# start of DATA SHOWN

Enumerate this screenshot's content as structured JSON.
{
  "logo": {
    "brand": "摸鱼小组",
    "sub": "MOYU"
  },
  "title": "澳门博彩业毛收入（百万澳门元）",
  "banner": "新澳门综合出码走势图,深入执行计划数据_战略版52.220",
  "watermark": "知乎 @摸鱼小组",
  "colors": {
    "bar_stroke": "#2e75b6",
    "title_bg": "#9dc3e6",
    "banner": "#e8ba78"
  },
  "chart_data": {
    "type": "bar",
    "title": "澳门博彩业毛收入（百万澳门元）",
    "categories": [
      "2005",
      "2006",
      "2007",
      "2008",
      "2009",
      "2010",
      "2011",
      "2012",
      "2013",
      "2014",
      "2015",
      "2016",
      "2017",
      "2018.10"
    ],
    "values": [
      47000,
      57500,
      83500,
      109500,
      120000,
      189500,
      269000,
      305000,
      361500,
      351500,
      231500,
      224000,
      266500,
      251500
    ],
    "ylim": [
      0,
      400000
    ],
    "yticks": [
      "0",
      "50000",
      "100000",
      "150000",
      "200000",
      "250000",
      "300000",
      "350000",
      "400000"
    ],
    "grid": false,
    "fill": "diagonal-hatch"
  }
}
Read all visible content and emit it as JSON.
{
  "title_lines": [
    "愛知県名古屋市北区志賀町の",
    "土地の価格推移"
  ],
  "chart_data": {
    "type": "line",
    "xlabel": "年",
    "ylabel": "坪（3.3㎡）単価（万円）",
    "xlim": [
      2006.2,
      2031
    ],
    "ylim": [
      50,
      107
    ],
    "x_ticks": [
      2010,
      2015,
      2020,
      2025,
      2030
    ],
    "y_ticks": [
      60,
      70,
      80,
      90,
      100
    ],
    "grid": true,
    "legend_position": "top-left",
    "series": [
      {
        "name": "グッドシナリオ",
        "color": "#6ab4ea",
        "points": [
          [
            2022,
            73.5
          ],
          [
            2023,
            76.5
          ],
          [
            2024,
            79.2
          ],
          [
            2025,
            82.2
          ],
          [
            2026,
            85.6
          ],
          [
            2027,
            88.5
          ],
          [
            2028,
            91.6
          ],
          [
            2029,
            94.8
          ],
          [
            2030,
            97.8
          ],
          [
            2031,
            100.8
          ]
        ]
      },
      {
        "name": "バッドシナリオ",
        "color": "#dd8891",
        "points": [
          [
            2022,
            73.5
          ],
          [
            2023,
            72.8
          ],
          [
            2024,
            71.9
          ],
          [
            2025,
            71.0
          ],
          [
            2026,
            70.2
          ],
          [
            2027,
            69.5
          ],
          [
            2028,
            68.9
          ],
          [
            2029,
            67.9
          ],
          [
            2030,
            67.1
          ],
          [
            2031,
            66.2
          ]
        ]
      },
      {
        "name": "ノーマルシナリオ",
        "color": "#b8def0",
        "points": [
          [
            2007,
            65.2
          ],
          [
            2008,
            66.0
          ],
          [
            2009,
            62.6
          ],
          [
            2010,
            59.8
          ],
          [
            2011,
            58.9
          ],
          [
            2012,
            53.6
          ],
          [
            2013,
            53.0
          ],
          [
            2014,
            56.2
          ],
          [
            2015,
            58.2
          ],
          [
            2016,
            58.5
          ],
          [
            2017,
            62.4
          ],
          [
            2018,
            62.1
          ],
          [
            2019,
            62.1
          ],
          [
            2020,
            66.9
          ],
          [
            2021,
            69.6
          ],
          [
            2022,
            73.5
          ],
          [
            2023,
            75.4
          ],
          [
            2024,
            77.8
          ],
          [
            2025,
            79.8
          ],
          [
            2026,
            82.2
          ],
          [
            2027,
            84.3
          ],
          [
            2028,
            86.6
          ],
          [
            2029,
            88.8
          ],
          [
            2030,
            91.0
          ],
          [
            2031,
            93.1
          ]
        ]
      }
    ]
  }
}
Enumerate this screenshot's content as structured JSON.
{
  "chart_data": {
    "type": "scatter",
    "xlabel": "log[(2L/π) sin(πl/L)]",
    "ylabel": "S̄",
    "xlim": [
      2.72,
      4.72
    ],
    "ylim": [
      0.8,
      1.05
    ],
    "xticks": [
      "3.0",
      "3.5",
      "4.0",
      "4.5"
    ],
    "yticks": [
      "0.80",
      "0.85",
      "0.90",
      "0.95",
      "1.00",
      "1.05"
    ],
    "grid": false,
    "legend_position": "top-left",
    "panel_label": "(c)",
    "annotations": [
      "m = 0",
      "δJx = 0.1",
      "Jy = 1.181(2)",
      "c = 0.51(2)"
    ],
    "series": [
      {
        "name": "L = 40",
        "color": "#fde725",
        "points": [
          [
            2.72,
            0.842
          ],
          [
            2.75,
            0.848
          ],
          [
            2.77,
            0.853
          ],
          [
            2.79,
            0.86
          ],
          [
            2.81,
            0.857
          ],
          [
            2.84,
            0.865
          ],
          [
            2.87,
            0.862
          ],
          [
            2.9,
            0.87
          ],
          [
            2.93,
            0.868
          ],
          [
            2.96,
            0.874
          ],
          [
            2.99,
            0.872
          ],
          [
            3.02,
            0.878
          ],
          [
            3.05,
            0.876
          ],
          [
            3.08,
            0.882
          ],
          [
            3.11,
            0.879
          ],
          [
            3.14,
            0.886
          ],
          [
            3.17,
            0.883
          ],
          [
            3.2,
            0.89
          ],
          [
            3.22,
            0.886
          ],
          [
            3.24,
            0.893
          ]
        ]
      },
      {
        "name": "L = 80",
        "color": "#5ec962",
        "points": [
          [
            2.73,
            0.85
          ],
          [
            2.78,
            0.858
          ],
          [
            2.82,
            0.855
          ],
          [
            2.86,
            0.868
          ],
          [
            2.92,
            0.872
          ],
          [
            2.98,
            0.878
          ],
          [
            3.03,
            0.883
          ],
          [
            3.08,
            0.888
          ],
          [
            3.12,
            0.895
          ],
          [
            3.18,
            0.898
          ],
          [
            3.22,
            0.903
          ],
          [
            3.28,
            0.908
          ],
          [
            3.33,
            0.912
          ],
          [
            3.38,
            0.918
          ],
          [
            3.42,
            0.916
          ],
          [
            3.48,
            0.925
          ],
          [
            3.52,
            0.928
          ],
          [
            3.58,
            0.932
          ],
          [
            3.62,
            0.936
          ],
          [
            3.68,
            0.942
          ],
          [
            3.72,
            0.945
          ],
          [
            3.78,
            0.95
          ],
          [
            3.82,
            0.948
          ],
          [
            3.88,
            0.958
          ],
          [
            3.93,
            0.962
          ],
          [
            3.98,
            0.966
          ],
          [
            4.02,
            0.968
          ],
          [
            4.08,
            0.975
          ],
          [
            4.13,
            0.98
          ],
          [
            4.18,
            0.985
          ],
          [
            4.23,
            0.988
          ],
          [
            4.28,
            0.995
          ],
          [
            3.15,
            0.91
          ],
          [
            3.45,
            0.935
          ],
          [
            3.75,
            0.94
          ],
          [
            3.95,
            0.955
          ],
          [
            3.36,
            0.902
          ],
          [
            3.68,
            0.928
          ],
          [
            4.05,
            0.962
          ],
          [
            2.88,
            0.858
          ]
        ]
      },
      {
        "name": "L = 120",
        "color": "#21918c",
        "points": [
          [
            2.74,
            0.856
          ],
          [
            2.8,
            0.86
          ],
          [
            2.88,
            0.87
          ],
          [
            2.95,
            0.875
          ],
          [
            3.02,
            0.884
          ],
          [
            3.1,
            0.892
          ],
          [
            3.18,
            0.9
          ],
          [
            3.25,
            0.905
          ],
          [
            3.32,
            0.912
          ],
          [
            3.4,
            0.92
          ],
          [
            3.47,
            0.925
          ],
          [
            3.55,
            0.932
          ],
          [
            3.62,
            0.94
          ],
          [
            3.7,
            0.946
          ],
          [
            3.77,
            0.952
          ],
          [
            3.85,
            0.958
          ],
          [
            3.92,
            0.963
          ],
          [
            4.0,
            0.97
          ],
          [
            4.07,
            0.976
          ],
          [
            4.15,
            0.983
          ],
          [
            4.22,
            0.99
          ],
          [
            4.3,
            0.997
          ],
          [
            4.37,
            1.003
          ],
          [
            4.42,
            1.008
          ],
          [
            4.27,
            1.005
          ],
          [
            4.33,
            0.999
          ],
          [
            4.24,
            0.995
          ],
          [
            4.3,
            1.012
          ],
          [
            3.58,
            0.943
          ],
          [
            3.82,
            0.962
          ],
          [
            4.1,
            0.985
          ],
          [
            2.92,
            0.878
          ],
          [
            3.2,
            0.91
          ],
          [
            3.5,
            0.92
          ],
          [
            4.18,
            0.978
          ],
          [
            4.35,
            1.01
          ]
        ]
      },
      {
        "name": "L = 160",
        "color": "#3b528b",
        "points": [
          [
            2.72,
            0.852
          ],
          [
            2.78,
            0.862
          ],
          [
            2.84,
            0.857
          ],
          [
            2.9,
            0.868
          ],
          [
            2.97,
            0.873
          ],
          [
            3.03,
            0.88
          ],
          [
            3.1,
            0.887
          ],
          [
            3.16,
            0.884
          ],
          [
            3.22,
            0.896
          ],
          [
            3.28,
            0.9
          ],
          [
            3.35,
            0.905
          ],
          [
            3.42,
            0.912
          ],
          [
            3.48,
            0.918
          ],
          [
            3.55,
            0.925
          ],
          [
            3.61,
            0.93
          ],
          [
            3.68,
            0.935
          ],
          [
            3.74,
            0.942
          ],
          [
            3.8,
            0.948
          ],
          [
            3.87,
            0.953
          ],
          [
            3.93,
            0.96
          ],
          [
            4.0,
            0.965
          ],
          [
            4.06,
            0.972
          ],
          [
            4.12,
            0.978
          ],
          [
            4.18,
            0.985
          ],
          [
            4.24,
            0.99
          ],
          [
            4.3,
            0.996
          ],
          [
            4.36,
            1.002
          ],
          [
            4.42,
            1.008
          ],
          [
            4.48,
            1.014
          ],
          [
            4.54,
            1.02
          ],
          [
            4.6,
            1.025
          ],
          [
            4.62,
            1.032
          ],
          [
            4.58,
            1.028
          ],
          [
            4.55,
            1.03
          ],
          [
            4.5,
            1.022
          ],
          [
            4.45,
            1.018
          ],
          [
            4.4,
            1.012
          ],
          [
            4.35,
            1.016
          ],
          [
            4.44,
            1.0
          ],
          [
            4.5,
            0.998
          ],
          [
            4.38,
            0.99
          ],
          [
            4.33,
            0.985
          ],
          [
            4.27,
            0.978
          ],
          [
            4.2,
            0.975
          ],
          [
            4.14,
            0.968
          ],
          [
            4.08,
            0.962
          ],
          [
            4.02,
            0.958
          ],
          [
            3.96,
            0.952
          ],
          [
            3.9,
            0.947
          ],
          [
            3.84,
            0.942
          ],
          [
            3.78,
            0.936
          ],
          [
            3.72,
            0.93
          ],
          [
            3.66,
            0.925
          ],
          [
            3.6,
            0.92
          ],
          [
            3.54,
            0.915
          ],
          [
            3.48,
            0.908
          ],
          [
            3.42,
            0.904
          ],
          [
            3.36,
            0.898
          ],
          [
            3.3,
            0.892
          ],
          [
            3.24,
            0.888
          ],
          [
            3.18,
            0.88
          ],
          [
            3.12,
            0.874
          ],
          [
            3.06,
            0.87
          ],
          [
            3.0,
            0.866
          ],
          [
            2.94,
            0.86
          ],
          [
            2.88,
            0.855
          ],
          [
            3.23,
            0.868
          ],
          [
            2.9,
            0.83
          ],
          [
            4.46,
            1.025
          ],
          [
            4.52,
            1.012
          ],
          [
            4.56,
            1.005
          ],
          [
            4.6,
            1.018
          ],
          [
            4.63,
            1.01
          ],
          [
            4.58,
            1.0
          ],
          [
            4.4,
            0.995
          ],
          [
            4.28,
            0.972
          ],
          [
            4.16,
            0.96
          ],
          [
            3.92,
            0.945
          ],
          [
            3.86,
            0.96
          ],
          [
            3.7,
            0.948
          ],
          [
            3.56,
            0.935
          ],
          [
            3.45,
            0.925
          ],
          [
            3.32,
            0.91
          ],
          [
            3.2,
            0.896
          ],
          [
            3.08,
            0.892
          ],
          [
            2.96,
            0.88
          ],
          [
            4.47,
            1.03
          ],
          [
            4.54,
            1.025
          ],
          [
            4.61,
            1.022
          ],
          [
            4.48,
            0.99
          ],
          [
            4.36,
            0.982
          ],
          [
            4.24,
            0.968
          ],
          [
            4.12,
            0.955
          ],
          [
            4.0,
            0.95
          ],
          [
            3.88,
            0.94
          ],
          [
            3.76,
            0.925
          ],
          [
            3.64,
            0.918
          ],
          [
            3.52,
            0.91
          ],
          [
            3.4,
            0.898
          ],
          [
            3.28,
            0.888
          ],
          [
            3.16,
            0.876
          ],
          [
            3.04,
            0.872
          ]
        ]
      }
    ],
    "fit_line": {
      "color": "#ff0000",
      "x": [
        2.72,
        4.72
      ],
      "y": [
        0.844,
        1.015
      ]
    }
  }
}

# end of DATA SHOWN

* _CHALLENGE_
Within the records above, how many lines include the word "百万澳门元"? State the number by itself.

* _SOLVED EXERCISE_
2